Brief:
Quote every entry word for word.

---*---

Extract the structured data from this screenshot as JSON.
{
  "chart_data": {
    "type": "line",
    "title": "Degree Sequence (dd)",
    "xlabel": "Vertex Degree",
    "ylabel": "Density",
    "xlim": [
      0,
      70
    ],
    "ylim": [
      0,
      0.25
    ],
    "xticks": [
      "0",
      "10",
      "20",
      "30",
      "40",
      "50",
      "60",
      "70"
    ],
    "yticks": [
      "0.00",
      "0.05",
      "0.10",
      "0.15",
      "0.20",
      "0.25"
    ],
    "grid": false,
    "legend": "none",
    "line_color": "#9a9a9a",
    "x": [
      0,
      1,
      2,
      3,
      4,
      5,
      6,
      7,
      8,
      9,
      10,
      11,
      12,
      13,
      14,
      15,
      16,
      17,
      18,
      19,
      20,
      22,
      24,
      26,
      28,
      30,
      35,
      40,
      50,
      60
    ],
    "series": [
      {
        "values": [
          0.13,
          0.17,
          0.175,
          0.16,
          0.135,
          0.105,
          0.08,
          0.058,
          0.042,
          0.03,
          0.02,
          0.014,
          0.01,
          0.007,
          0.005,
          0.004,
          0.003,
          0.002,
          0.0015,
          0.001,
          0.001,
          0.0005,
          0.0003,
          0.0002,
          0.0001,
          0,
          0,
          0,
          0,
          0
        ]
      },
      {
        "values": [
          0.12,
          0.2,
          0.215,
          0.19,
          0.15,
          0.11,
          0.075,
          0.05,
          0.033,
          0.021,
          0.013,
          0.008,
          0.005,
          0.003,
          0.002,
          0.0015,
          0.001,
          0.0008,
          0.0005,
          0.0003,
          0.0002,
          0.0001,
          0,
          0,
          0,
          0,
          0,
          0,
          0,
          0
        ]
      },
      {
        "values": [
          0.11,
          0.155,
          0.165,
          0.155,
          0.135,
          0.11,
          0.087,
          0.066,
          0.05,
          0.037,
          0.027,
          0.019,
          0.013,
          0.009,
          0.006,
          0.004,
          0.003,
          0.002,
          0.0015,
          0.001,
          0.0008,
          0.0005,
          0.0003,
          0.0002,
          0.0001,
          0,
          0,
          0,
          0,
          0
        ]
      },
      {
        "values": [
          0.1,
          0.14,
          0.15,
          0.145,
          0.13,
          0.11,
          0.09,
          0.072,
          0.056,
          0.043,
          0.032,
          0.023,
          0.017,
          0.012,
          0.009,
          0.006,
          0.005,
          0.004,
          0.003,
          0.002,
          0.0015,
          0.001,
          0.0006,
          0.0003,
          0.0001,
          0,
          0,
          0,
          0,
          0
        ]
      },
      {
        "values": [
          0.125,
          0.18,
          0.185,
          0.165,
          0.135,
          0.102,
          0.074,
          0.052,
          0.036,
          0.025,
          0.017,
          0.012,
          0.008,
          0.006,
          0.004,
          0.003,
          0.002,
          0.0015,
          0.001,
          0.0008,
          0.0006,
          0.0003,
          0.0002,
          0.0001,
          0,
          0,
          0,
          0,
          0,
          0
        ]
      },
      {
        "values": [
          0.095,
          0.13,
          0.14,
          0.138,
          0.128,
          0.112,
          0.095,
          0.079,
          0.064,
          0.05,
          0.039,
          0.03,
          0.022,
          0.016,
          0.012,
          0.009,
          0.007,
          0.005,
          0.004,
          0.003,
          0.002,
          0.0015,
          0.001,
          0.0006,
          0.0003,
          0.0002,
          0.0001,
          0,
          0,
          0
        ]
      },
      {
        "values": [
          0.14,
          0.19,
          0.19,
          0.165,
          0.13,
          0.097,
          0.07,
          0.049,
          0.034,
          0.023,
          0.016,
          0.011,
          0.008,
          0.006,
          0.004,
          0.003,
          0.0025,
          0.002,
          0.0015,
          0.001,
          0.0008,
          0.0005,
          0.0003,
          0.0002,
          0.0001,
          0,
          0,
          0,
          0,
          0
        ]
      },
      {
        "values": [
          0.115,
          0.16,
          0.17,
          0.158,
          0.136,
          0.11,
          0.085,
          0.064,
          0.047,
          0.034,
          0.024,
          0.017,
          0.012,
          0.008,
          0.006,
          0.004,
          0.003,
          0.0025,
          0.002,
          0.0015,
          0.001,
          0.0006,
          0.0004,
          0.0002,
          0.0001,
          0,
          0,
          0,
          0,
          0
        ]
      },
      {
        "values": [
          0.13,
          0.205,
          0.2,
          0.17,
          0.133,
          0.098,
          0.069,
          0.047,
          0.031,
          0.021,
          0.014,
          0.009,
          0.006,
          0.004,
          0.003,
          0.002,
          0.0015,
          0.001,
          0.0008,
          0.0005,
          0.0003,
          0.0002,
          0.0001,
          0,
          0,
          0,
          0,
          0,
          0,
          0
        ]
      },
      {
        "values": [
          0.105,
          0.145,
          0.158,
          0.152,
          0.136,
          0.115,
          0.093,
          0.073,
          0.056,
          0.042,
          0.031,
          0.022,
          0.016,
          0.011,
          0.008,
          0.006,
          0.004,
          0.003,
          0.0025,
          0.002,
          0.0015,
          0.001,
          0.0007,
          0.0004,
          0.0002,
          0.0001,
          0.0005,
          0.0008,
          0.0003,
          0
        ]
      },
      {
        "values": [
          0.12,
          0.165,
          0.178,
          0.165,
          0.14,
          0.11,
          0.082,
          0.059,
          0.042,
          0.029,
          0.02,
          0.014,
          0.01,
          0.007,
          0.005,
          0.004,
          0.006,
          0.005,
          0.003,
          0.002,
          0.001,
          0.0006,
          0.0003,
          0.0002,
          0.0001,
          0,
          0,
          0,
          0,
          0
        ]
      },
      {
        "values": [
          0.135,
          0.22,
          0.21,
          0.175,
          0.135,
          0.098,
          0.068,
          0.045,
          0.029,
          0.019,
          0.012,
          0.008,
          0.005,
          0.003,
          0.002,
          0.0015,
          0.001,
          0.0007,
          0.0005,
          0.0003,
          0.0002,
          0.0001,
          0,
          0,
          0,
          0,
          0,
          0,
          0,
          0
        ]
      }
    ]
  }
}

---*---

Result of the exercise:
Extract the structured data from this screenshot as JSON.
{
  "chart_data": {
    "type": "line",
    "title": "Degree Sequence (dd)",
    "xlabel": "Vertex Degree",
    "ylabel": "Density",
    "xlim": [
      0,
      70
    ],
    "ylim": [
      0,
      0.25
    ],
    "xticks": [
      "0",
      "10",
      "20",
      "30",
      "40",
      "50",
      "60",
      "70"
    ],
    "yticks": [
      "0.00",
      "0.05",
      "0.10",
      "0.15",
      "0.20",
      "0.25"
    ],
    "grid": false,
    "legend": "none",
    "line_color": "#9a9a9a",
    "x": [
      0,
      1,
      2,
      3,
      4,
      5,
      6,
      7,
      8,
      9,
      10,
      11,
      12,
      13,
      14,
      15,
      16,
      17,
      18,
      19,
      20,
      22,
      24,
      26,
      28,
      30,
      35,
      40,
      50,
      60
    ],
    "series": [
      {
        "values": [
          0.13,
          0.17,
          0.175,
          0.16,
          0.135,
          0.105,
          0.08,
          0.058,
          0.042,
          0.03,
          0.02,
          0.014,
          0.01,
          0.007,
          0.005,
          0.004,
          0.003,
          0.002,
          0.0015,
          0.001,
          0.001,
          0.0005,
          0.0003,
          0.0002,
          0.0001,
          0,
          0,
          0,
          0,
          0
        ]
      },
      {
        "values": [
          0.12,
          0.2,
          0.215,
          0.19,
          0.15,
          0.11,
          0.075,
          0.05,
          0.033,
          0.021,
          0.013,
          0.008,
          0.005,
          0.003,
          0.002,
          0.0015,
          0.001,
          0.0008,
          0.0005,
          0.0003,
          0.0002,
          0.0001,
          0,
          0,
          0,
          0,
          0,
          0,
          0,
          0
        ]
      },
      {
        "values": [
          0.11,
          0.155,
          0.165,
          0.155,
          0.135,
          0.11,
          0.087,
          0.066,
          0.05,
          0.037,
          0.027,
          0.019,
          0.013,
          0.009,
          0.006,
          0.004,
          0.003,
          0.002,
          0.0015,
          0.001,
          0.0008,
          0.0005,
          0.0003,
          0.0002,
          0.0001,
          0,
          0,
          0,
          0,
          0
        ]
      },
      {
        "values": [
          0.1,
          0.14,
          0.15,
          0.145,
          0.13,
          0.11,
          0.09,
          0.072,
          0.056,
          0.043,
          0.032,
          0.023,
          0.017,
          0.012,
          0.009,
          0.006,
          0.005,
          0.004,
          0.003,
          0.002,
          0.0015,
          0.001,
          0.0006,
          0.0003,
          0.0001,
          0,
          0,
          0,
          0,
          0
        ]
      },
      {
        "values": [
          0.125,
          0.18,
          0.185,
          0.165,
          0.135,
          0.102,
          0.074,
          0.052,
          0.036,
          0.025,
          0.017,
          0.012,
          0.008,
          0.006,
          0.004,
          0.003,
          0.002,
          0.0015,
          0.001,
          0.0008,
          0.0006,
          0.0003,
          0.0002,
          0.0001,
          0,
          0,
          0,
          0,
          0,
          0
        ]
      },
      {
        "values": [
          0.095,
          0.13,
          0.14,
          0.138,
          0.128,
          0.112,
          0.095,
          0.079,
          0.064,
          0.05,
          0.039,
          0.03,
          0.022,
          0.016,
          0.012,
          0.009,
          0.007,
          0.005,
          0.004,
          0.003,
          0.002,
          0.0015,
          0.001,
          0.0006,
          0.0003,
          0.0002,
          0.0001,
          0,
          0,
          0
        ]
      },
      {
        "values": [
          0.14,
          0.19,
          0.19,
          0.165,
          0.13,
          0.097,
          0.07,
          0.049,
          0.034,
          0.023,
          0.016,
          0.011,
          0.008,
          0.006,
          0.004,
          0.003,
          0.0025,
          0.002,
          0.0015,
          0.001,
          0.0008,
          0.0005,
          0.0003,
          0.0002,
          0.0001,
          0,
          0,
          0,
          0,
          0
        ]
      },
      {
        "values": [
          0.115,
          0.16,
          0.17,
          0.158,
          0.136,
          0.11,
          0.085,
          0.064,
          0.047,
          0.034,
          0.024,
          0.017,
          0.012,
          0.008,
          0.006,
          0.004,
          0.003,
          0.0025,
          0.002,
          0.0015,
          0.001,
          0.0006,
          0.0004,
          0.0002,
          0.0001,
          0,
          0,
          0,
          0,
          0
        ]
      },
      {
        "values": [
          0.13,
          0.205,
          0.2,
          0.17,
          0.133,
          0.098,
          0.069,
          0.047,
          0.031,
          0.021,
          0.014,
          0.009,
          0.006,
          0.004,
          0.003,
          0.002,
          0.0015,
          0.001,
          0.0008,
          0.0005,
          0.0003,
          0.0002,
          0.0001,
          0,
          0,
          0,
          0,
          0,
          0,
          0
        ]
      },
      {
        "values": [
          0.105,
          0.145,
          0.158,
          0.152,
          0.136,
          0.115,
          0.093,
          0.073,
          0.056,
          0.042,
          0.031,
          0.022,
          0.016,
          0.011,
          0.008,
          0.006,
          0.004,
          0.003,
          0.0025,
          0.002,
          0.0015,
          0.001,
          0.0007,
          0.0004,
          0.0002,
          0.0001,
          0.0005,
          0.0008,
          0.0003,
          0
        ]
      },
      {
        "values": [
          0.12,
          0.165,
          0.178,
          0.165,
          0.14,
          0.11,
          0.082,
          0.059,
          0.042,
          0.029,
          0.02,
          0.014,
          0.01,
          0.007,
          0.005,
          0.004,
          0.006,
          0.005,
          0.003,
          0.002,
          0.001,
          0.0006,
          0.0003,
          0.0002,
          0.0001,
          0,
          0,
          0,
          0,
          0
        ]
      },
      {
        "values": [
          0.135,
          0.22,
          0.21,
          0.175,
          0.135,
          0.098,
          0.068,
          0.045,
          0.029,
          0.019,
          0.012,
          0.008,
          0.005,
          0.003,
          0.002,
          0.0015,
          0.001,
          0.0007,
          0.0005,
          0.0003,
          0.0002,
          0.0001,
          0,
          0,
          0,
          0,
          0,
          0,
          0,
          0
        ]
      }
    ]
  }
}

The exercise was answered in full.